Using the records below, please work out how many lines contain "poitrine"; answer with the number alone.

■ THE DATA ■
+===+

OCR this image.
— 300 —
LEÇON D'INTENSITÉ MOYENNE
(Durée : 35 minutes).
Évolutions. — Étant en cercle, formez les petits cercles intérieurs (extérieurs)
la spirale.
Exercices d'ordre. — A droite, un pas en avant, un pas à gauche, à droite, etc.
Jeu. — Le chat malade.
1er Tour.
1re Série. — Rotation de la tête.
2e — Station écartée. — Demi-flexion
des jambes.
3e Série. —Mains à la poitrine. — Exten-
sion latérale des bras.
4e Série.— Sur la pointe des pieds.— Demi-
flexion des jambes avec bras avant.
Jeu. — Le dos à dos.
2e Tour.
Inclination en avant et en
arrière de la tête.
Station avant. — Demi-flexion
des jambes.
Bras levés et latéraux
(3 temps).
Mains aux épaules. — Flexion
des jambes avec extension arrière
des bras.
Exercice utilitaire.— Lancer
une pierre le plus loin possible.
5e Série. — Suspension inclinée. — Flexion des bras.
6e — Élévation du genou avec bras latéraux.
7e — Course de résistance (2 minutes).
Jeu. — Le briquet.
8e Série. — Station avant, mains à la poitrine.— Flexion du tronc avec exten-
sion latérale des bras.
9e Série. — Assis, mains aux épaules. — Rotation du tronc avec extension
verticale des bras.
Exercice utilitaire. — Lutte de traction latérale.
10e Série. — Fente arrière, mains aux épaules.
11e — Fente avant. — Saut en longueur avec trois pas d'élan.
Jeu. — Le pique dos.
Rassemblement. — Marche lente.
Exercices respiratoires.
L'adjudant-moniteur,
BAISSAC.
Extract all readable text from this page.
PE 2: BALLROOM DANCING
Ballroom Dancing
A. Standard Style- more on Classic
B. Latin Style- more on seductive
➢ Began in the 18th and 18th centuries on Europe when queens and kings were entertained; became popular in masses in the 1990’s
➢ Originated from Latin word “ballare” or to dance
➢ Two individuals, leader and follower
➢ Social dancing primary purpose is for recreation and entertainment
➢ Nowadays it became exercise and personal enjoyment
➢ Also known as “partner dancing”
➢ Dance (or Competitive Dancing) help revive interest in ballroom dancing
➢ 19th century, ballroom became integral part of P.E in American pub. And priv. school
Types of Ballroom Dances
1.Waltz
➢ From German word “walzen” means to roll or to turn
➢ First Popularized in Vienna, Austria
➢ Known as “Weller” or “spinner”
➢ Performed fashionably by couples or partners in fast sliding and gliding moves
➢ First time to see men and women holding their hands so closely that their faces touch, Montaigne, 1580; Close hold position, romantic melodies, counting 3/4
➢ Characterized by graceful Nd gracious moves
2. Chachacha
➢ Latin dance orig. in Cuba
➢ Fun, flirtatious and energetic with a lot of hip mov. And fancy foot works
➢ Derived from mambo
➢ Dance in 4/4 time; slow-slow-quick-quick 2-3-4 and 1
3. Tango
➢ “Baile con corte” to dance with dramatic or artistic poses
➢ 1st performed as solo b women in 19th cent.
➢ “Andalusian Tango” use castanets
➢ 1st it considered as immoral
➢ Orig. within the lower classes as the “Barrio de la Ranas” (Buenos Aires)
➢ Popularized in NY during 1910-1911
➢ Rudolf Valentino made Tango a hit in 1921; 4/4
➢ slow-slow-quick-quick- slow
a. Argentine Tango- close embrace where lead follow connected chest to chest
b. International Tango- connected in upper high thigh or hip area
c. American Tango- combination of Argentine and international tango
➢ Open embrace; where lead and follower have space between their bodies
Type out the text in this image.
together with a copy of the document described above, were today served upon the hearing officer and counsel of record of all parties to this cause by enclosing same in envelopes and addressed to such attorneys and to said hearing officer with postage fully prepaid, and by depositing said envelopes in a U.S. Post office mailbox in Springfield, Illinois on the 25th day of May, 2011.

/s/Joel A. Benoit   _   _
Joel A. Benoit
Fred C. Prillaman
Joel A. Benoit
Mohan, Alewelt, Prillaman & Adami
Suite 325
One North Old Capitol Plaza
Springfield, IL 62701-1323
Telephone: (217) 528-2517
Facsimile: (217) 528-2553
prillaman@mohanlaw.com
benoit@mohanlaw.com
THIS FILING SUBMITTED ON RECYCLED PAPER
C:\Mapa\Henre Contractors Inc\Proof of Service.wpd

+===+

■ EXERCISE RESULT ■
2